> Directions for this task: Copy out exactly the lines from the one containing "Transcribe the text in this document." to the end of the records below, both included, and nothing else.
★ ★ ★
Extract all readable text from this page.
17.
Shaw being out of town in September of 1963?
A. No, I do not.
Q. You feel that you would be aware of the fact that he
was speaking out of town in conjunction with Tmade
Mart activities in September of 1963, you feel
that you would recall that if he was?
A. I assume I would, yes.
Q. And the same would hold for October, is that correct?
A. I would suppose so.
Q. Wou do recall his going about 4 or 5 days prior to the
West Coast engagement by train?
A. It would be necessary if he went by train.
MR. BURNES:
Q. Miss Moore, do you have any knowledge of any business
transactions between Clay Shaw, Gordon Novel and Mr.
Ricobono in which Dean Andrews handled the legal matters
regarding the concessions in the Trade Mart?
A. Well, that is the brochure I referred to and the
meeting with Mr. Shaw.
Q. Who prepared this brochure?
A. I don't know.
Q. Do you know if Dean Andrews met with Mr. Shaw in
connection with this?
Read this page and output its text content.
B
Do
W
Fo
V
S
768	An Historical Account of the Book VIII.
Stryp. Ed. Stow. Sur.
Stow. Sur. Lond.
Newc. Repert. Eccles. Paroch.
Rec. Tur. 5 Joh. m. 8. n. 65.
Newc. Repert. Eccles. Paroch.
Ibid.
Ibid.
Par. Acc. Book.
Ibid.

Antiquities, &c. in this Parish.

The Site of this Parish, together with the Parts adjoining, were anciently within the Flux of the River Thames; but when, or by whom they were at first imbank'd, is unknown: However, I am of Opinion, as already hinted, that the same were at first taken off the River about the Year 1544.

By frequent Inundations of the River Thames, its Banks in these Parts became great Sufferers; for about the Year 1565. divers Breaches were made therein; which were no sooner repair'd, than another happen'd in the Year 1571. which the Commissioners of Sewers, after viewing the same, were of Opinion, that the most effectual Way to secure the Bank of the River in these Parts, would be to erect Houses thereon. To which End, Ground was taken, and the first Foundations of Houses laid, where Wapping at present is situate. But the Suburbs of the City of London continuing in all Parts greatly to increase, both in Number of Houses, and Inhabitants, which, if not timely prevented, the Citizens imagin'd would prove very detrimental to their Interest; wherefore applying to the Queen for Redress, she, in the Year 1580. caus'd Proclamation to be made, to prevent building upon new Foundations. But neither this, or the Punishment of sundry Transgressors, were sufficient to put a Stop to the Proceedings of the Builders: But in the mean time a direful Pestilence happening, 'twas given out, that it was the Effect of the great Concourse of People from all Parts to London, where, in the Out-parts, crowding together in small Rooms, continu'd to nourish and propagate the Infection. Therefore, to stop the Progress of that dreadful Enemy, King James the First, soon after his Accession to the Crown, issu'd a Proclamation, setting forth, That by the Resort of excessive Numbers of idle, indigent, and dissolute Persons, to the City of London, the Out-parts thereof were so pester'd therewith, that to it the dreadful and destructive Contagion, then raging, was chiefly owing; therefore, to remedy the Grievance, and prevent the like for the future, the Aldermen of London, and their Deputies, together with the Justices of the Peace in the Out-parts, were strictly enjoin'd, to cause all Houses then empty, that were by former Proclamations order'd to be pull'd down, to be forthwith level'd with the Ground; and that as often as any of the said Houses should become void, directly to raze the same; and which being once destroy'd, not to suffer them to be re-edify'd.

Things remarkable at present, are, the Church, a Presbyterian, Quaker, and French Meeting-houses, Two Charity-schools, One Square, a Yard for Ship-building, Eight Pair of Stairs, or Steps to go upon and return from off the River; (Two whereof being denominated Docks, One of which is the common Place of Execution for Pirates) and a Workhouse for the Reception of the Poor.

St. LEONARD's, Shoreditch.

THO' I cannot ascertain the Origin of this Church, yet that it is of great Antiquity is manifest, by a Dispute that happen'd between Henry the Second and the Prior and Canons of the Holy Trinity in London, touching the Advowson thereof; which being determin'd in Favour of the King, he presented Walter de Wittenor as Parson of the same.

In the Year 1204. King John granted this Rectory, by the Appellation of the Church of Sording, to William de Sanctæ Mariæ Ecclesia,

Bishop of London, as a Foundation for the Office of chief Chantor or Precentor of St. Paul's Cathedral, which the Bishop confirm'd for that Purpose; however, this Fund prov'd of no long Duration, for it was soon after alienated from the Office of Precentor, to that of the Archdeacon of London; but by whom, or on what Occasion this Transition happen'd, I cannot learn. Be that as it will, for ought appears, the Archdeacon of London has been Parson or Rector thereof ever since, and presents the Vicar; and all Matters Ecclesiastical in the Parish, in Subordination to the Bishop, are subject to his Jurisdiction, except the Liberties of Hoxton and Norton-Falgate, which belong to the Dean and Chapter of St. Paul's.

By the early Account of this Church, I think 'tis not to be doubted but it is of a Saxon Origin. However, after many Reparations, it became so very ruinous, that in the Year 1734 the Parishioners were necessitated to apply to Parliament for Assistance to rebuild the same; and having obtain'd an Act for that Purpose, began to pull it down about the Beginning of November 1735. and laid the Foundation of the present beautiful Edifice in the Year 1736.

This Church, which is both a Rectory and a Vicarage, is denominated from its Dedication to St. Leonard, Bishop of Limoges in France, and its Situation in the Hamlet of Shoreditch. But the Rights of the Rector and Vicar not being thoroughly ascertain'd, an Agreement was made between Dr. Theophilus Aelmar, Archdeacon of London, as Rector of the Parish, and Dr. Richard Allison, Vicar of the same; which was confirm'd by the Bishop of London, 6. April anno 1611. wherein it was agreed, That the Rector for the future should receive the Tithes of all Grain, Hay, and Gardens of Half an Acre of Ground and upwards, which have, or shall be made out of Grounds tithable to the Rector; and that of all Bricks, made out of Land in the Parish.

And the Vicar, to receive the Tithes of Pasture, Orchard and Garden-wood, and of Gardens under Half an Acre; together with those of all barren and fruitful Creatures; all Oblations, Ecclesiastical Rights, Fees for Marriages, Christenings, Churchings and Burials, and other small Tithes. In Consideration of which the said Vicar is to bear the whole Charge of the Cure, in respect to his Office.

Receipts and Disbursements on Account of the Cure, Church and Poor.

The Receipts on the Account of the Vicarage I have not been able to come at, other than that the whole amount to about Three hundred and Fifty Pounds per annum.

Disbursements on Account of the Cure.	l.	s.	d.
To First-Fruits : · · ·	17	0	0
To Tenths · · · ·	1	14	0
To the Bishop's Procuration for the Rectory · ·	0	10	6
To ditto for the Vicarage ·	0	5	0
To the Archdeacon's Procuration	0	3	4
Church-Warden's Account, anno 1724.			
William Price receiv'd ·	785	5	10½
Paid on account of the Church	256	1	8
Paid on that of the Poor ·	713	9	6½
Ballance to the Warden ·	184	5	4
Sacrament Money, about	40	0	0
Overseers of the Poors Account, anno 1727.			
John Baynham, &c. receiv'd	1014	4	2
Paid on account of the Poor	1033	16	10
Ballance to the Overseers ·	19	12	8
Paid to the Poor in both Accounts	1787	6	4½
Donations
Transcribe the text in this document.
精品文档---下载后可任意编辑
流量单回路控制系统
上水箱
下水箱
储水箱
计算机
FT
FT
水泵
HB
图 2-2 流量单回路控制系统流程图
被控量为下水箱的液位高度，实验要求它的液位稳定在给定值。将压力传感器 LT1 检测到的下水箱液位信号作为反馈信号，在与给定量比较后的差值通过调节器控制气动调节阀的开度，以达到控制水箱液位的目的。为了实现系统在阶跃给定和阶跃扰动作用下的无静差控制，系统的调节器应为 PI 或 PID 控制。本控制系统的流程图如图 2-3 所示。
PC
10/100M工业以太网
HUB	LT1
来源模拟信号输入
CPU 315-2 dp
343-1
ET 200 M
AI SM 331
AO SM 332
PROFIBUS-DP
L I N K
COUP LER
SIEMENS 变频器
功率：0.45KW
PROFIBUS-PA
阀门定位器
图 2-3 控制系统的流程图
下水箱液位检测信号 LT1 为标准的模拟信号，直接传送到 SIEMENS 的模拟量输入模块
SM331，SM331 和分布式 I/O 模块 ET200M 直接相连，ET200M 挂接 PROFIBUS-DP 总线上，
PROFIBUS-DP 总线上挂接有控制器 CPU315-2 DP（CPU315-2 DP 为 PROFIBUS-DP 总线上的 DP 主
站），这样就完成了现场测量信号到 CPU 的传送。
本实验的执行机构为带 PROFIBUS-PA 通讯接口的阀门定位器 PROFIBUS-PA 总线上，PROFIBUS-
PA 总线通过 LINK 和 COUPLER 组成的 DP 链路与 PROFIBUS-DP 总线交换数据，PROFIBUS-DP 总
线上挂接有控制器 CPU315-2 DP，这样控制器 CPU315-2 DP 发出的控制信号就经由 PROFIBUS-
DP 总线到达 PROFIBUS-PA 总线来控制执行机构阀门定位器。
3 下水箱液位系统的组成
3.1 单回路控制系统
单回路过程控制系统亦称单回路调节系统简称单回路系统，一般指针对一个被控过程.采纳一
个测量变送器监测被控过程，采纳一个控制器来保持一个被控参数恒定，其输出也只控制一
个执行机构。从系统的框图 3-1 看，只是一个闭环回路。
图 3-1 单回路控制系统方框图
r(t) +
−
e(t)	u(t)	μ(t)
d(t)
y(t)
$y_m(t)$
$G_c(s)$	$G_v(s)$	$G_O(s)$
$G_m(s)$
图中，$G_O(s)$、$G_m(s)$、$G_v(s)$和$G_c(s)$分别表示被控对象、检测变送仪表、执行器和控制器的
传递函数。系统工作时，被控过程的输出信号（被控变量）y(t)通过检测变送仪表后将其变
★ ★ ★
> Response for this exercise:
Transcribe the text in this document.
精品文档---下载后可任意编辑
流量单回路控制系统
上水箱
下水箱
储水箱
计算机
FT
FT
水泵
HB
图 2-2 流量单回路控制系统流程图
被控量为下水箱的液位高度，实验要求它的液位稳定在给定值。将压力传感器 LT1 检测到的下水箱液位信号作为反馈信号，在与给定量比较后的差值通过调节器控制气动调节阀的开度，以达到控制水箱液位的目的。为了实现系统在阶跃给定和阶跃扰动作用下的无静差控制，系统的调节器应为 PI 或 PID 控制。本控制系统的流程图如图 2-3 所示。
PC
10/100M工业以太网
HUB	LT1
来源模拟信号输入
CPU 315-2 dp
343-1
ET 200 M
AI SM 331
AO SM 332
PROFIBUS-DP
L I N K
COUP LER
SIEMENS 变频器
功率：0.45KW
PROFIBUS-PA
阀门定位器
图 2-3 控制系统的流程图
下水箱液位检测信号 LT1 为标准的模拟信号，直接传送到 SIEMENS 的模拟量输入模块
SM331，SM331 和分布式 I/O 模块 ET200M 直接相连，ET200M 挂接 PROFIBUS-DP 总线上，
PROFIBUS-DP 总线上挂接有控制器 CPU315-2 DP（CPU315-2 DP 为 PROFIBUS-DP 总线上的 DP 主
站），这样就完成了现场测量信号到 CPU 的传送。
本实验的执行机构为带 PROFIBUS-PA 通讯接口的阀门定位器 PROFIBUS-PA 总线上，PROFIBUS-
PA 总线通过 LINK 和 COUPLER 组成的 DP 链路与 PROFIBUS-DP 总线交换数据，PROFIBUS-DP 总
线上挂接有控制器 CPU315-2 DP，这样控制器 CPU315-2 DP 发出的控制信号就经由 PROFIBUS-
DP 总线到达 PROFIBUS-PA 总线来控制执行机构阀门定位器。
3 下水箱液位系统的组成
3.1 单回路控制系统
单回路过程控制系统亦称单回路调节系统简称单回路系统，一般指针对一个被控过程.采纳一
个测量变送器监测被控过程，采纳一个控制器来保持一个被控参数恒定，其输出也只控制一
个执行机构。从系统的框图 3-1 看，只是一个闭环回路。
图 3-1 单回路控制系统方框图
r(t) +
−
e(t)	u(t)	μ(t)
d(t)
y(t)
$y_m(t)$
$G_c(s)$	$G_v(s)$	$G_O(s)$
$G_m(s)$
图中，$G_O(s)$、$G_m(s)$、$G_v(s)$和$G_c(s)$分别表示被控对象、检测变送仪表、执行器和控制器的
传递函数。系统工作时，被控过程的输出信号（被控变量）y(t)通过检测变送仪表后将其变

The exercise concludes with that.